• TEXT BLOCK:
▬▬▬▬▬▬▬▬▬▬
Prometheus¶

Connect HolmesGPT to Prometheus for metrics analysis and query generation. This integration enables detection of memory leaks, CPU throttling, queue backlogs, and performance issues.

Prerequisites¶

A running and accessible Prometheus server
Ensure HolmesGPT can connect to the Prometheus endpoint

Configuration¶

Holmes CLIRobusta Helm Chart

Add the following to ~/.holmes/config.yaml. Create the file if it doesn't exist:

toolsets:
    prometheus/metrics:
        enabled: true
        config:
            prometheus_url: http://prometheus-server:9090 # localhost:9090 if port-forwarded

            # Optional:
            #headers:
            #    Authorization: "Basic <base_64_encoded_string>"

After making changes to your configuration, run:

holmes toolset refresh

holmes:
    toolsets:
        prometheus/metrics:
            enabled: true
            config:
                prometheus_url: http://<your-prometheus-service>:9090

                # Optional:
                #headers:
                #    Authorization: "Basic <base_64_encoded_string>"

Update your Helm values and run a Helm upgrade:

helm upgrade robusta robusta/robusta --values=generated_values.yaml --set clusterName=<YOUR_CLUSTER_NAME>

💡 Alternative: Set the PROMETHEUS_URL environment variable instead of using the config file.

Validation¶

To test your connection, run:

holmes ask "Show me the CPU usage for the last hour"

Troubleshooting¶

Finding your Prometheus URL¶

There are several ways to find your Prometheus URL:

Option 1: Simple method (port-forwarding)

# Find Prometheus services
kubectl get svc -A | grep prometheus

# Port forward for testing
kubectl port-forward svc/<your-prometheus-service> 9090:9090 -n <namespace>
# Then access Prometheus at: http://localhost:9090

Option 2: Advanced method (get full cluster DNS URL)
▬▬▬▬▬▬▬▬▬▬
• ENTRIES SUPPLIED:
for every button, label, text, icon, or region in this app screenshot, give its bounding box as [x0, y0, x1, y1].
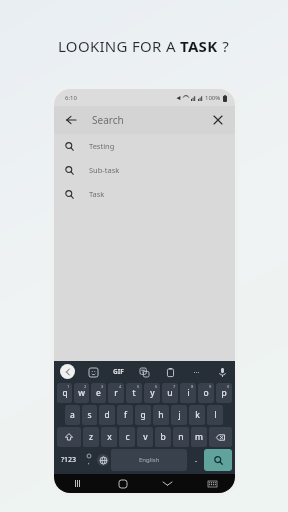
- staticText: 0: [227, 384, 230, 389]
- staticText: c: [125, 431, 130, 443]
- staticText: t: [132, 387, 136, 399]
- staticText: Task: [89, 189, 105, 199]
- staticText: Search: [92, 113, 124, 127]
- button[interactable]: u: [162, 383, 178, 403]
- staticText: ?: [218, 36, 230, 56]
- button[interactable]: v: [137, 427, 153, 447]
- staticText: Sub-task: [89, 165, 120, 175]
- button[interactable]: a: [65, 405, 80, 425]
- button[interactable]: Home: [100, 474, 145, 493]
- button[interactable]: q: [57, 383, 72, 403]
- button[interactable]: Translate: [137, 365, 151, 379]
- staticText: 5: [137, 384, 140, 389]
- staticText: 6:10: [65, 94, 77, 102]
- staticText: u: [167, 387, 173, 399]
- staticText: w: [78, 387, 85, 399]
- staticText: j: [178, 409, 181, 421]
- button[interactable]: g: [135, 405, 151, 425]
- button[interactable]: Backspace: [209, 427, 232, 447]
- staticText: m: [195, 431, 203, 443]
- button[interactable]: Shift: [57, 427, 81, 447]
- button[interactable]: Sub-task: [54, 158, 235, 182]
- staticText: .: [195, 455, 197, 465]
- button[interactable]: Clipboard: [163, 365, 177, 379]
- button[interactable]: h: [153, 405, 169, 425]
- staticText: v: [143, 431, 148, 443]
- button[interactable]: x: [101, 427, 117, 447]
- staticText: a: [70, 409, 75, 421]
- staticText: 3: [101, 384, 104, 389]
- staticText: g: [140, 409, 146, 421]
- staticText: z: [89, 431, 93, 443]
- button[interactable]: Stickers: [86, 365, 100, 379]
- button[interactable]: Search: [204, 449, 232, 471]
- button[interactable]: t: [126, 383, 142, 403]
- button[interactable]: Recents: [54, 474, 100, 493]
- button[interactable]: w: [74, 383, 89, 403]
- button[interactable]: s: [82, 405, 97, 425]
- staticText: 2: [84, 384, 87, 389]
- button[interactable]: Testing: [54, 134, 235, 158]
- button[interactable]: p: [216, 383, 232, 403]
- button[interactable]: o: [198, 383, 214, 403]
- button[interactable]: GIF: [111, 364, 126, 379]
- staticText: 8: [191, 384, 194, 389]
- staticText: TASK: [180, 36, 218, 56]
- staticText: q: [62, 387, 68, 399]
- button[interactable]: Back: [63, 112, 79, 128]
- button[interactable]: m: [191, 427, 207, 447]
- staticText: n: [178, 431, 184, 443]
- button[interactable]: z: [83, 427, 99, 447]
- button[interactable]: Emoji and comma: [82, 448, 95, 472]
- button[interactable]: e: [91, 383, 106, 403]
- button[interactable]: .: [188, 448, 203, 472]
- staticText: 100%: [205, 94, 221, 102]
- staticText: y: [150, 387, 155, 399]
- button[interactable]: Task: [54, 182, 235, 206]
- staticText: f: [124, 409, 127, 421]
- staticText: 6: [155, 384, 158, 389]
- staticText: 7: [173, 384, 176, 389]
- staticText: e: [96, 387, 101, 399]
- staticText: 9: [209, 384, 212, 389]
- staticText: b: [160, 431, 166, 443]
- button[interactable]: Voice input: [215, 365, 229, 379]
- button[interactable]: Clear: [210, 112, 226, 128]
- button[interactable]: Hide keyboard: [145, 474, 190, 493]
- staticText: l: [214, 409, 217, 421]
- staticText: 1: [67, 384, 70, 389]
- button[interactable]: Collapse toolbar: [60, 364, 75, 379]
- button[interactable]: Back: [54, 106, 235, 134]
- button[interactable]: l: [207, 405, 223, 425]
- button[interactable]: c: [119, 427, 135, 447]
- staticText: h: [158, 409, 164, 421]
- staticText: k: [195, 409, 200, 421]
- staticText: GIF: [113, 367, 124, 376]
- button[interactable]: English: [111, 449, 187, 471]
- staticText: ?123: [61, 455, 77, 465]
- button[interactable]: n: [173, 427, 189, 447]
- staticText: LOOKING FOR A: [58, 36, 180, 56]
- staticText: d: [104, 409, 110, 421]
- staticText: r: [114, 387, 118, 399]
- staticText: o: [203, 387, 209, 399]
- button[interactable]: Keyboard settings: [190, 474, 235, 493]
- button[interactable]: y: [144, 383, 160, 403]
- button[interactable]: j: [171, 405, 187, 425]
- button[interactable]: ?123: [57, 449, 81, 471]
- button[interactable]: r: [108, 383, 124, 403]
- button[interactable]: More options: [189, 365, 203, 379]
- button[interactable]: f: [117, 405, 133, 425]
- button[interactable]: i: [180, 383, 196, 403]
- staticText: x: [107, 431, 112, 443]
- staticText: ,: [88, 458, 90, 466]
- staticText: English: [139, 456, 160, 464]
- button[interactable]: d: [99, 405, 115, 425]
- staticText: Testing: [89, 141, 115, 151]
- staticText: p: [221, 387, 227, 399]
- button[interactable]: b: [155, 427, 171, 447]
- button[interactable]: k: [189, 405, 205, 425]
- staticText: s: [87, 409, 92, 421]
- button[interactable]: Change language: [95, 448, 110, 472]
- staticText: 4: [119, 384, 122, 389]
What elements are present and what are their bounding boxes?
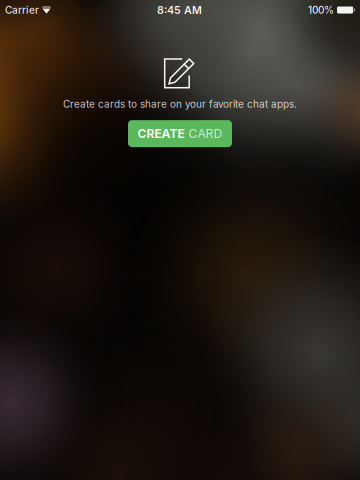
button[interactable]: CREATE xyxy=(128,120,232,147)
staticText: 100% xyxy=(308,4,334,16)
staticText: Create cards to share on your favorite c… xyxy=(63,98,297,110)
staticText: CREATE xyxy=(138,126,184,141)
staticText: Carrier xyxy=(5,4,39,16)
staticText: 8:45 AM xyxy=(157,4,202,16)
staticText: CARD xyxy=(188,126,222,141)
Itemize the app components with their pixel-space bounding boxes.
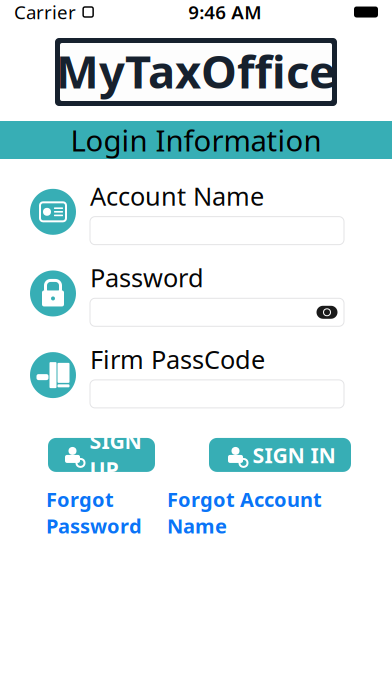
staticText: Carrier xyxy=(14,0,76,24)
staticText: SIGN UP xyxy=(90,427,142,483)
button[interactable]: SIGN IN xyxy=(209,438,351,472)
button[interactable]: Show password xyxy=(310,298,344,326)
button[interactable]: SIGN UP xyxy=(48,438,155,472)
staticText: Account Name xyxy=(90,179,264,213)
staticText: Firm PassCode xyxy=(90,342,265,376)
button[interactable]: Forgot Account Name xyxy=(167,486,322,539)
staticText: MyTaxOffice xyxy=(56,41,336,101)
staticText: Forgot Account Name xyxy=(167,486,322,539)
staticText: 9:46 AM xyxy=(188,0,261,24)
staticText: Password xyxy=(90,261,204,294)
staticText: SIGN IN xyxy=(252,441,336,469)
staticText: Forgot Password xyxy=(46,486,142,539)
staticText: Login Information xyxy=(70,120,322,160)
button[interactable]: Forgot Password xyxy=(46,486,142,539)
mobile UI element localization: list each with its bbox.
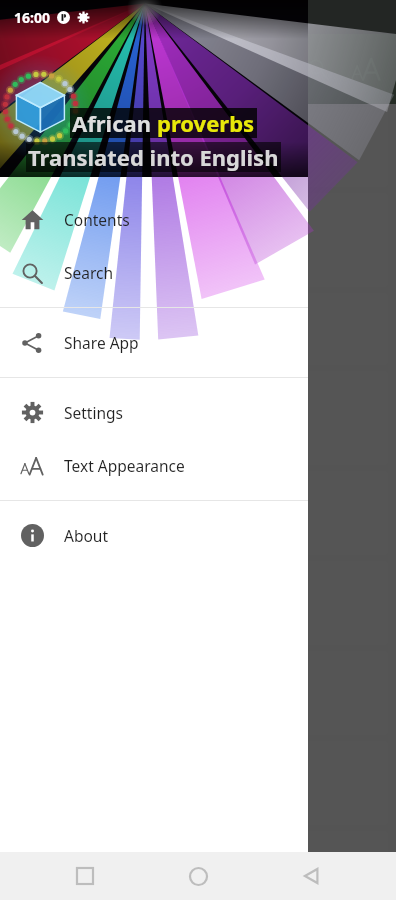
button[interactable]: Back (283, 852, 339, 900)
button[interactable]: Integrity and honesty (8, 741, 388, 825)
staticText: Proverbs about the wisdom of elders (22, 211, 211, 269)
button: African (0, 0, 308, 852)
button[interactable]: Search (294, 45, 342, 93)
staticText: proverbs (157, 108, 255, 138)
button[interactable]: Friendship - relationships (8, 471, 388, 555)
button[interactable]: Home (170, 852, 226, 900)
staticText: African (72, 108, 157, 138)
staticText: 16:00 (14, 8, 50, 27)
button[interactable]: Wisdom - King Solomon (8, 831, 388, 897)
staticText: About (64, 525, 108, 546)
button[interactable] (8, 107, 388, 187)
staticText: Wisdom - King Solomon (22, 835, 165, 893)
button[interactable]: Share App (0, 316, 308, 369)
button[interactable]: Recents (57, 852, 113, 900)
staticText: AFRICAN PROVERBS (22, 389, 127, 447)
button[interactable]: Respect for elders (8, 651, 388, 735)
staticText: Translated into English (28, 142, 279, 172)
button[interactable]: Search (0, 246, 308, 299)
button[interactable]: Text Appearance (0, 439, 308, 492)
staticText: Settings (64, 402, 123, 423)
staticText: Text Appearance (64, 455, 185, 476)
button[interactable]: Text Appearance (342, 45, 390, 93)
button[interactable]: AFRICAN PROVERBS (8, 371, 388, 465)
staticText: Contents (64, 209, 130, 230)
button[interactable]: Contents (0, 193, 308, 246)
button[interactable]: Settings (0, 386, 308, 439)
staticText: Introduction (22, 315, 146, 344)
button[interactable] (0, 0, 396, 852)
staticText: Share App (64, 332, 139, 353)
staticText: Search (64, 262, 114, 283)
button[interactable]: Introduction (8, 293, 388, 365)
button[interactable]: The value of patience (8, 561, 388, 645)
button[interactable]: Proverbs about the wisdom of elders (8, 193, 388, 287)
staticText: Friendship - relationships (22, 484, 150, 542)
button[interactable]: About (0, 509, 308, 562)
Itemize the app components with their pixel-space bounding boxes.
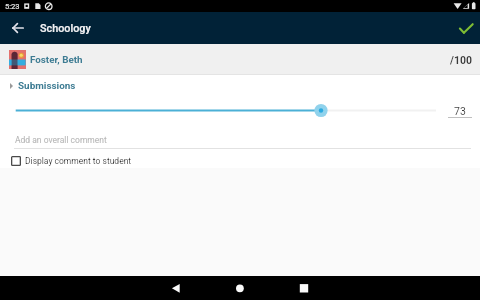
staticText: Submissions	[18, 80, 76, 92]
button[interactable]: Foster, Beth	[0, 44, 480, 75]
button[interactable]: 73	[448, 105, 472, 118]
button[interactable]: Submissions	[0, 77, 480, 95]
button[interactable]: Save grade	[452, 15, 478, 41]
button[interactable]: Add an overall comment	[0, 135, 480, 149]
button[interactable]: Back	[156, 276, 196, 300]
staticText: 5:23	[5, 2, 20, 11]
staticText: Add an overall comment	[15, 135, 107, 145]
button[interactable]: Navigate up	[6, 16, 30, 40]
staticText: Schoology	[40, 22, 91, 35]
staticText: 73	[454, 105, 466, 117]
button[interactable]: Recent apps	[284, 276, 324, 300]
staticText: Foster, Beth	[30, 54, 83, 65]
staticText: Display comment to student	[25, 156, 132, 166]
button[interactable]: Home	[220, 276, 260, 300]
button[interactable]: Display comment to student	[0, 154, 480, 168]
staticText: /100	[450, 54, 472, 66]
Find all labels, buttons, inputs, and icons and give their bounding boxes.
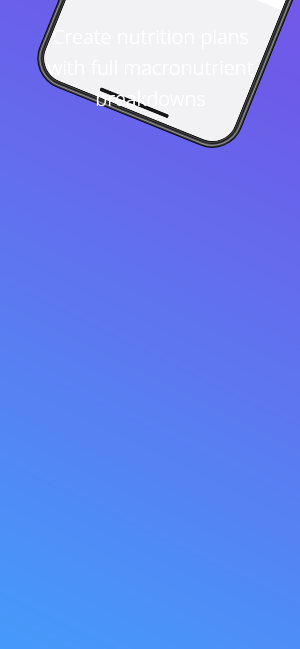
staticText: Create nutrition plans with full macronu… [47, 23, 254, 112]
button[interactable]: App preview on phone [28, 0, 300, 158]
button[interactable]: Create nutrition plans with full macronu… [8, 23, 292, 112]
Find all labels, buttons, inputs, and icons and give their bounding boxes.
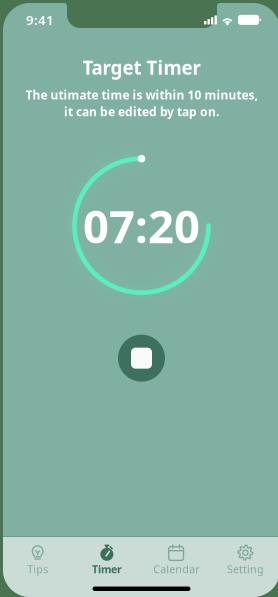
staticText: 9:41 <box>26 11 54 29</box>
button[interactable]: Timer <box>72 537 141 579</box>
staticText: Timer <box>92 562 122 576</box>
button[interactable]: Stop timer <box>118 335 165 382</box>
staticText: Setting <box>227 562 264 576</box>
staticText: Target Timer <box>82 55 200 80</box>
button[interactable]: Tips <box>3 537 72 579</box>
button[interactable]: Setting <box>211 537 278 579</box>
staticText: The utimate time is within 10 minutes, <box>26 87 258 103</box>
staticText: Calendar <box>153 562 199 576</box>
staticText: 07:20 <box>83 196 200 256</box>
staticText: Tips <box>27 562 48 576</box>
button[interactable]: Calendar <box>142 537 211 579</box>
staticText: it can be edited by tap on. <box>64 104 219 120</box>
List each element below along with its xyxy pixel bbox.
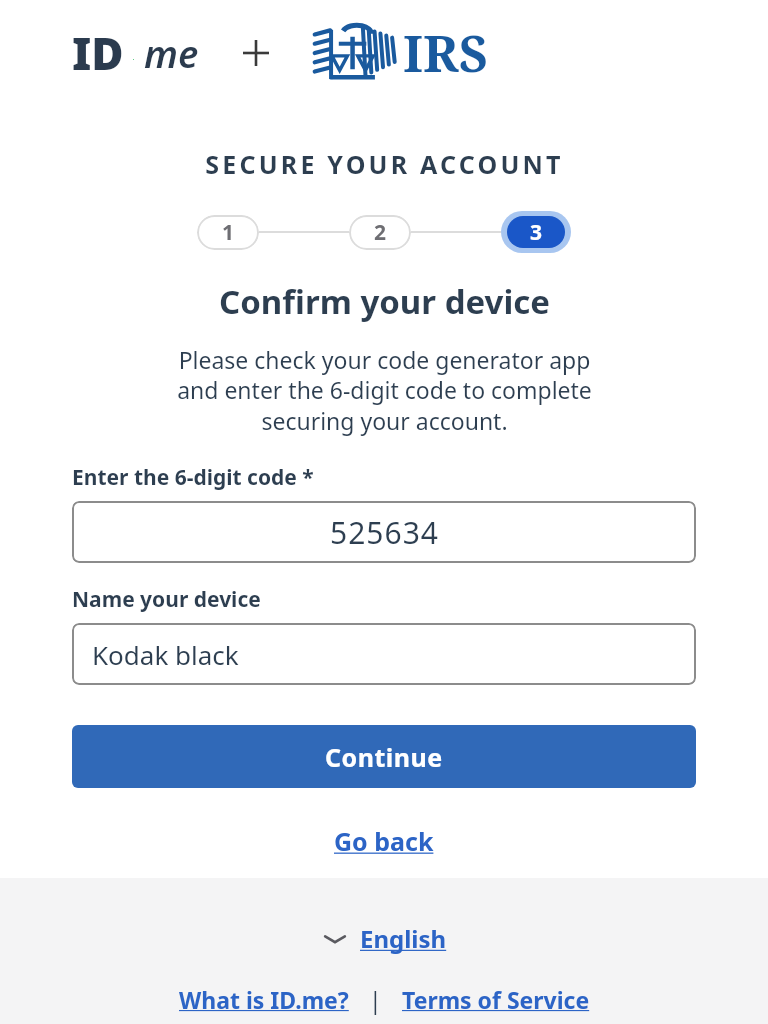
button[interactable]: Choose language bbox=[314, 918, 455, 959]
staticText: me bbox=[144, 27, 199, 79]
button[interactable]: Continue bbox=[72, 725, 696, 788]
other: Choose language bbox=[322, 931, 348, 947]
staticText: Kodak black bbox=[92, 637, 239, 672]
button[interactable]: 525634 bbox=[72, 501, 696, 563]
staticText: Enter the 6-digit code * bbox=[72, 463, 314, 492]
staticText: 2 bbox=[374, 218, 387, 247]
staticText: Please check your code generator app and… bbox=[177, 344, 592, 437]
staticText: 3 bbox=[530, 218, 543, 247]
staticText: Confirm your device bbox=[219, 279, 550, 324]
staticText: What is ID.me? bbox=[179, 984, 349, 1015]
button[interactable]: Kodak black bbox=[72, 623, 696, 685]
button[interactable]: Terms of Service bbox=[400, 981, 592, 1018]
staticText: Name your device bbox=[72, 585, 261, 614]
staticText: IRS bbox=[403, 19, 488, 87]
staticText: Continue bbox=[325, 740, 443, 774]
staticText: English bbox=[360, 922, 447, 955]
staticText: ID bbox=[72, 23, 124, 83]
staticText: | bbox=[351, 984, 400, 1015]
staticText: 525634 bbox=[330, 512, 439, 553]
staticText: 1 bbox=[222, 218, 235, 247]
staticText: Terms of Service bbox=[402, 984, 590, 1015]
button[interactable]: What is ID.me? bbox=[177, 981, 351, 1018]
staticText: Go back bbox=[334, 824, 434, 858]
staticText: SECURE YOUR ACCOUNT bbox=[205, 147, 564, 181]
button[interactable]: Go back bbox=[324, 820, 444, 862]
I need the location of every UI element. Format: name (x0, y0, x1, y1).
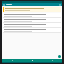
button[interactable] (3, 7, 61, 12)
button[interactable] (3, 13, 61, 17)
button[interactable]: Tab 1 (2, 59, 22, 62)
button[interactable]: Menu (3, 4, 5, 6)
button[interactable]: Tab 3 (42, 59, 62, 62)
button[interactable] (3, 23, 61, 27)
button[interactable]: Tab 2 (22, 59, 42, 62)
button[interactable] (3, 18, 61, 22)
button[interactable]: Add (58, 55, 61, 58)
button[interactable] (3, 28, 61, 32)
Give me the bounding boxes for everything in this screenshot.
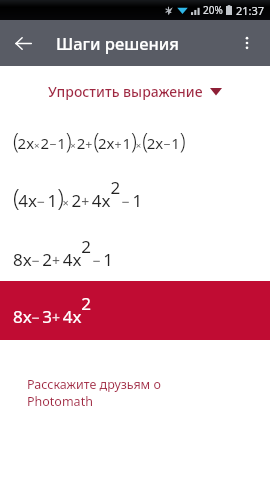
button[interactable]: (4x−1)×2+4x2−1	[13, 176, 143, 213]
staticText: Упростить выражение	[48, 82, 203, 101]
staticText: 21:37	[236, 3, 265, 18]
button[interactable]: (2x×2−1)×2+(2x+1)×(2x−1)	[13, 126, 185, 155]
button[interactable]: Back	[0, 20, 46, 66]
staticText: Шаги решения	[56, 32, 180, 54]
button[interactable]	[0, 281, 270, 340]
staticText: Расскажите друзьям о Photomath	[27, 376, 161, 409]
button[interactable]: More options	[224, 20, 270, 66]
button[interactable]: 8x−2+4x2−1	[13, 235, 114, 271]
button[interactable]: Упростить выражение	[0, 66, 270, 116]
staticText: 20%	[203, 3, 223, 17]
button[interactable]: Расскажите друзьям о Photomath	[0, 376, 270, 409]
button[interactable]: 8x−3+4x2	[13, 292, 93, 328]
▬▬▬▬▬▬▬▬▬▬
• WHAT THIS EXERCISE ASKS:
A. According to the Prometheus integration guide, which environment variable can be set instead of using the config file?
B. Extend the Prometheus integration guide, picking up after its final heading, "Option 2: Advanced method (get full cluster DNS URL)".

• RESPONSES FOR EACH TASK:
A. PROMETHEUS_URL

B.
If you want to find the full internal DNS URL for Prometheus, run:

kubectl get svc --all-namespaces -o jsonpath='{range .items[*]}{.metadata.name}{"."}{.metadata.namespace}{".svc.cluster.local:"}{.spec.ports[0].port}{"\n"}{end}' | grep prometheus | grep -Ev 'operat|alertmanager|node|coredns|kubelet|kube-scheduler|etcd|controller' | awk '{print "http://"$1}'

This will print all possible Prometheus service URLs in your cluster. Pick the one that matches your deployment.

Common Issues¶

Connection refused: Check if the Prometheus URL is accessible from HolmesGPT.
Authentication errors: Verify the headers configuration for secured Prometheus endpoints.
No metrics returned: Ensure that Prometheus is scraping your targets.

Advanced Configuration¶

You can further customize the Prometheus toolset with the following options:

toolsets:
  prometheus/metrics:
    enabled: true
    config:
      prometheus_url: http://<prometheus-host>:9090
      healthcheck: "-/healthy"  # Path for health checking (default: -/healthy)
      headers:
        Authorization: "Basic <base_64_encoded_string>"
      metrics_labels_time_window_hrs: 48  # Time window (hours) for fetching labels (default: 48)
      metrics_labels_cache_duration_hrs: 12  # How long to cache labels (hours, default: 12)
      fetch_labels_with_labels_api: false  # Use labels API instead of series API (default: false)
      fetch_metadata_with_series_api: false  # Use series API for metadata (default: false)
      tool_calls_return_data: true  # If false, disables returning Prometheus data (default: true)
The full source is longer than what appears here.